Work instructions> Could you transcribe every record below exactly, leaving out the pictures?

□ □ □ □ □

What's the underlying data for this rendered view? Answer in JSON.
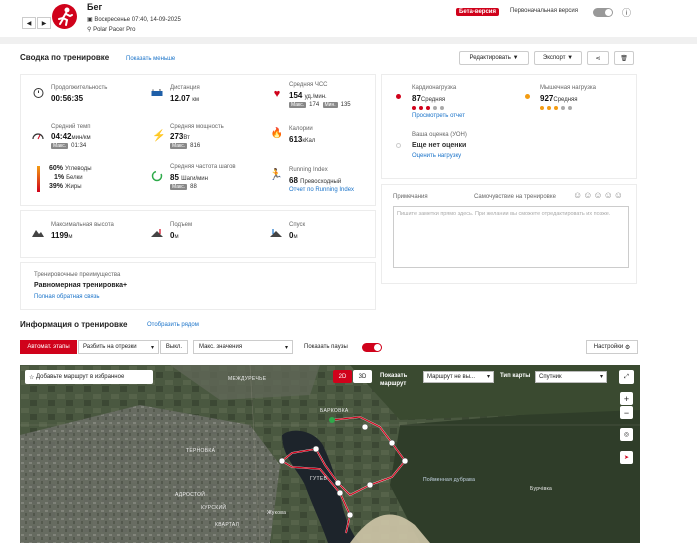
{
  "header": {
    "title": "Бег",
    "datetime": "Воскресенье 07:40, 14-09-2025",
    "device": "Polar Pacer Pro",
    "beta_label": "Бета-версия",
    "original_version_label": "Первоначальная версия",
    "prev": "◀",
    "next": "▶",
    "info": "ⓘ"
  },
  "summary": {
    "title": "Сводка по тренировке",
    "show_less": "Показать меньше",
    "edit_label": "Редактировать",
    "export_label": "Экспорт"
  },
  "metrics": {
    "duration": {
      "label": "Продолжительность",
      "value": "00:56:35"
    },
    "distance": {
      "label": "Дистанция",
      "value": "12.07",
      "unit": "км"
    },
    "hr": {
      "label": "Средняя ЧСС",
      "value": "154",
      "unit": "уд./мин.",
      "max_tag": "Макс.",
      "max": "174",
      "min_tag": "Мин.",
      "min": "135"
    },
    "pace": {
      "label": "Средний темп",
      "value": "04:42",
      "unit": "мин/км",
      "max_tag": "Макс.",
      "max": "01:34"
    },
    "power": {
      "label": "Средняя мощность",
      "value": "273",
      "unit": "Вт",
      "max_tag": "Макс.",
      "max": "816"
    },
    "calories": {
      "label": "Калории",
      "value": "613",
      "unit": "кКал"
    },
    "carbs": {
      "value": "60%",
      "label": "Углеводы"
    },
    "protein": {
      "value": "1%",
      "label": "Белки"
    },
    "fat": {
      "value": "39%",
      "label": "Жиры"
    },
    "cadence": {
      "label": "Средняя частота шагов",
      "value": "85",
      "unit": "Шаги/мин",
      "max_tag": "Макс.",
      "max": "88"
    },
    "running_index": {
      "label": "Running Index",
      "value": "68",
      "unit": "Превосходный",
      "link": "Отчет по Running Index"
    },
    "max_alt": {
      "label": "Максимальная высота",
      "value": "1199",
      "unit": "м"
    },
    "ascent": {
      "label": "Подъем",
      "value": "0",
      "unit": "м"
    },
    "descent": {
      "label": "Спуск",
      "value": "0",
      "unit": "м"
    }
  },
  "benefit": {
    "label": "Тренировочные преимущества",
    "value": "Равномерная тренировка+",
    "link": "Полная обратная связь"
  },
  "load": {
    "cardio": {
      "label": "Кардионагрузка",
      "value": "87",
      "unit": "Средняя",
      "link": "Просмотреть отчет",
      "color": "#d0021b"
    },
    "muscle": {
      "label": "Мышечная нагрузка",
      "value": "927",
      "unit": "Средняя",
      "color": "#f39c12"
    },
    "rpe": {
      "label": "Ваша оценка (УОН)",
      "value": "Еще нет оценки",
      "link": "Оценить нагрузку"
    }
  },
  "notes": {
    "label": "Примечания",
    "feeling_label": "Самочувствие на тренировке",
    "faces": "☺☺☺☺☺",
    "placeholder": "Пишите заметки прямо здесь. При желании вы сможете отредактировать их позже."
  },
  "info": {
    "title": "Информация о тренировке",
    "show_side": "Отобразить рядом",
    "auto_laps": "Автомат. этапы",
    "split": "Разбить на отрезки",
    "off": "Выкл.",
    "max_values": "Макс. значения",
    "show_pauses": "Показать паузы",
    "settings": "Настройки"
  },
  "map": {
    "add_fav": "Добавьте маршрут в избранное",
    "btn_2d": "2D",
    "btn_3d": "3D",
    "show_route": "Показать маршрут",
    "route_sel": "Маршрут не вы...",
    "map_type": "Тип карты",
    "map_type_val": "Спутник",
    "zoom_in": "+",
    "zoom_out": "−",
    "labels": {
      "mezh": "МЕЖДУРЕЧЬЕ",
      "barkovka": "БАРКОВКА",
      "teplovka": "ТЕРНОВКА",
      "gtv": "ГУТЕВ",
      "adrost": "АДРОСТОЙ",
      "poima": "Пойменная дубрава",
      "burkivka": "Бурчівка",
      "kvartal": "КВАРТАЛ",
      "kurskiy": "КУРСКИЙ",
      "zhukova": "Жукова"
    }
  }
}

□ □ □ □ □

Answer to this task>
What's the underlying data for this rendered view? Answer in JSON.
{
  "header": {
    "title": "Бег",
    "datetime": "Воскресенье 07:40, 14-09-2025",
    "device": "Polar Pacer Pro",
    "beta_label": "Бета-версия",
    "original_version_label": "Первоначальная версия",
    "prev": "◀",
    "next": "▶",
    "info": "ⓘ"
  },
  "summary": {
    "title": "Сводка по тренировке",
    "show_less": "Показать меньше",
    "edit_label": "Редактировать",
    "export_label": "Экспорт"
  },
  "metrics": {
    "duration": {
      "label": "Продолжительность",
      "value": "00:56:35"
    },
    "distance": {
      "label": "Дистанция",
      "value": "12.07",
      "unit": "км"
    },
    "hr": {
      "label": "Средняя ЧСС",
      "value": "154",
      "unit": "уд./мин.",
      "max_tag": "Макс.",
      "max": "174",
      "min_tag": "Мин.",
      "min": "135"
    },
    "pace": {
      "label": "Средний темп",
      "value": "04:42",
      "unit": "мин/км",
      "max_tag": "Макс.",
      "max": "01:34"
    },
    "power": {
      "label": "Средняя мощность",
      "value": "273",
      "unit": "Вт",
      "max_tag": "Макс.",
      "max": "816"
    },
    "calories": {
      "label": "Калории",
      "value": "613",
      "unit": "кКал"
    },
    "carbs": {
      "value": "60%",
      "label": "Углеводы"
    },
    "protein": {
      "value": "1%",
      "label": "Белки"
    },
    "fat": {
      "value": "39%",
      "label": "Жиры"
    },
    "cadence": {
      "label": "Средняя частота шагов",
      "value": "85",
      "unit": "Шаги/мин",
      "max_tag": "Макс.",
      "max": "88"
    },
    "running_index": {
      "label": "Running Index",
      "value": "68",
      "unit": "Превосходный",
      "link": "Отчет по Running Index"
    },
    "max_alt": {
      "label": "Максимальная высота",
      "value": "1199",
      "unit": "м"
    },
    "ascent": {
      "label": "Подъем",
      "value": "0",
      "unit": "м"
    },
    "descent": {
      "label": "Спуск",
      "value": "0",
      "unit": "м"
    }
  },
  "benefit": {
    "label": "Тренировочные преимущества",
    "value": "Равномерная тренировка+",
    "link": "Полная обратная связь"
  },
  "load": {
    "cardio": {
      "label": "Кардионагрузка",
      "value": "87",
      "unit": "Средняя",
      "link": "Просмотреть отчет",
      "color": "#d0021b"
    },
    "muscle": {
      "label": "Мышечная нагрузка",
      "value": "927",
      "unit": "Средняя",
      "color": "#f39c12"
    },
    "rpe": {
      "label": "Ваша оценка (УОН)",
      "value": "Еще нет оценки",
      "link": "Оценить нагрузку"
    }
  },
  "notes": {
    "label": "Примечания",
    "feeling_label": "Самочувствие на тренировке",
    "faces": "☺☺☺☺☺",
    "placeholder": "Пишите заметки прямо здесь. При желании вы сможете отредактировать их позже."
  },
  "info": {
    "title": "Информация о тренировке",
    "show_side": "Отобразить рядом",
    "auto_laps": "Автомат. этапы",
    "split": "Разбить на отрезки",
    "off": "Выкл.",
    "max_values": "Макс. значения",
    "show_pauses": "Показать паузы",
    "settings": "Настройки"
  },
  "map": {
    "add_fav": "Добавьте маршрут в избранное",
    "btn_2d": "2D",
    "btn_3d": "3D",
    "show_route": "Показать маршрут",
    "route_sel": "Маршрут не вы...",
    "map_type": "Тип карты",
    "map_type_val": "Спутник",
    "zoom_in": "+",
    "zoom_out": "−",
    "labels": {
      "mezh": "МЕЖДУРЕЧЬЕ",
      "barkovka": "БАРКОВКА",
      "teplovka": "ТЕРНОВКА",
      "gtv": "ГУТЕВ",
      "adrost": "АДРОСТОЙ",
      "poima": "Пойменная дубрава",
      "burkivka": "Бурчівка",
      "kvartal": "КВАРТАЛ",
      "kurskiy": "КУРСКИЙ",
      "zhukova": "Жукова"
    }
  }
}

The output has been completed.